What to produce >> Search the listing for the string "Kavantsaari" and copy every line that contains it.

(Stored records)
BEGIN

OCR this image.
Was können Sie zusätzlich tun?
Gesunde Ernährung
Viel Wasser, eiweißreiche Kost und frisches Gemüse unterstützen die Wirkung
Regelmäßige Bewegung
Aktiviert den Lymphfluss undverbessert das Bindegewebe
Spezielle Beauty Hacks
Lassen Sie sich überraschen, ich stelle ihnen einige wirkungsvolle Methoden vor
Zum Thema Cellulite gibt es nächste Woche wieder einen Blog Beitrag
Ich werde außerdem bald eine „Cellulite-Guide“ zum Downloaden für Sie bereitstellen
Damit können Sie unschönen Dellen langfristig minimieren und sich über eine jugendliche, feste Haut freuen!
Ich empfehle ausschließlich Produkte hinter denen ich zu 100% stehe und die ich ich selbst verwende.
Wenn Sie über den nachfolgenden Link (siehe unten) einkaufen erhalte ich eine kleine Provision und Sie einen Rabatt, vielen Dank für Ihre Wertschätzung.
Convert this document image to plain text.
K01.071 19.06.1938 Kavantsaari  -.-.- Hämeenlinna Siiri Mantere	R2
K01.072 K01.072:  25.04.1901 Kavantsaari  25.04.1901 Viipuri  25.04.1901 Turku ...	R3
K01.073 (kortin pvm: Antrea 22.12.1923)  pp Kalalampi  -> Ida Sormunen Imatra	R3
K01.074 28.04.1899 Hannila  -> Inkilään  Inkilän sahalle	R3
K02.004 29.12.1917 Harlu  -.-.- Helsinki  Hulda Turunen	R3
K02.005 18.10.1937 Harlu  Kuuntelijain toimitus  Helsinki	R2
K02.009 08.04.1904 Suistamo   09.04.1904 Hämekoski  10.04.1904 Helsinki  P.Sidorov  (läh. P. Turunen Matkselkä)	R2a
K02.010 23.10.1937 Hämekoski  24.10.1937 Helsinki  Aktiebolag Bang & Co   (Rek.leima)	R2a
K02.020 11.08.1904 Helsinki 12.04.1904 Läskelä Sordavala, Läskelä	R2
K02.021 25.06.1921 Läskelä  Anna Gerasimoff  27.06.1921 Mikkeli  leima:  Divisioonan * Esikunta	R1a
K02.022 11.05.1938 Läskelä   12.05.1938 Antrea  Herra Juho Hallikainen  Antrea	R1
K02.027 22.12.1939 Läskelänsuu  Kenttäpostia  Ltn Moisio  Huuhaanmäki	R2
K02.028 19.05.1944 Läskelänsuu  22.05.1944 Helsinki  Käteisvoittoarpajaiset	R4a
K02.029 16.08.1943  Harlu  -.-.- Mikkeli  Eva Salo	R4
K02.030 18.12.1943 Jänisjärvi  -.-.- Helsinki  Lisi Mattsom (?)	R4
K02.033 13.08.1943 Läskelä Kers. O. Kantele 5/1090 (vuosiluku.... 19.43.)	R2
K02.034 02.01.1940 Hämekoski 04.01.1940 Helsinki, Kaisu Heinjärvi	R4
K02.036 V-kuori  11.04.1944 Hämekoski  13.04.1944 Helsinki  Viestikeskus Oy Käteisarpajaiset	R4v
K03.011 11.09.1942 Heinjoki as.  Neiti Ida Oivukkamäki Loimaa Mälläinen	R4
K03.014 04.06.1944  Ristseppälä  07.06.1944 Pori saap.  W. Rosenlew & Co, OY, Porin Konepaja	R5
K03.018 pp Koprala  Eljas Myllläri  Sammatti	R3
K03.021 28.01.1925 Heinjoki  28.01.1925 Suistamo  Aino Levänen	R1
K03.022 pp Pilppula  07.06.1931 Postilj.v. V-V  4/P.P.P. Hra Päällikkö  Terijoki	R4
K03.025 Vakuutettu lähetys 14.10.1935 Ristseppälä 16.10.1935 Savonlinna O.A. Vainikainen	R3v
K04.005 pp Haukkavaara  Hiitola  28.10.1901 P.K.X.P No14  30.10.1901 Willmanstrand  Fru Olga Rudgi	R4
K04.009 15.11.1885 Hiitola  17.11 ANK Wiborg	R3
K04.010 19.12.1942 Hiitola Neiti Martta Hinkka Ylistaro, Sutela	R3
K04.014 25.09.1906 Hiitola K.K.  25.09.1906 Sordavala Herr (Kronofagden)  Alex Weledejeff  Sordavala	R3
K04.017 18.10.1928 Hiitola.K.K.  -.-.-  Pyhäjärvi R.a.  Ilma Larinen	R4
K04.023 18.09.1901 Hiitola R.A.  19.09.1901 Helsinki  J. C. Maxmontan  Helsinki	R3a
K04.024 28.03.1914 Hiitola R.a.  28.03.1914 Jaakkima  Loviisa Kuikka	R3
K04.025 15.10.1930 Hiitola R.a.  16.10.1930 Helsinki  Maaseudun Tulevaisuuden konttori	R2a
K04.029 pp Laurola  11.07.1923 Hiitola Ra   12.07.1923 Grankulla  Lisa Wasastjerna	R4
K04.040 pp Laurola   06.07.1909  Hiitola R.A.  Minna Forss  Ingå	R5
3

END

Output below >>
K01.071 19.06.1938 Kavantsaari  -.-.- Hämeenlinna Siiri Mantere	R2
K01.072 K01.072:  25.04.1901 Kavantsaari  25.04.1901 Viipuri  25.04.1901 Turku ...	R3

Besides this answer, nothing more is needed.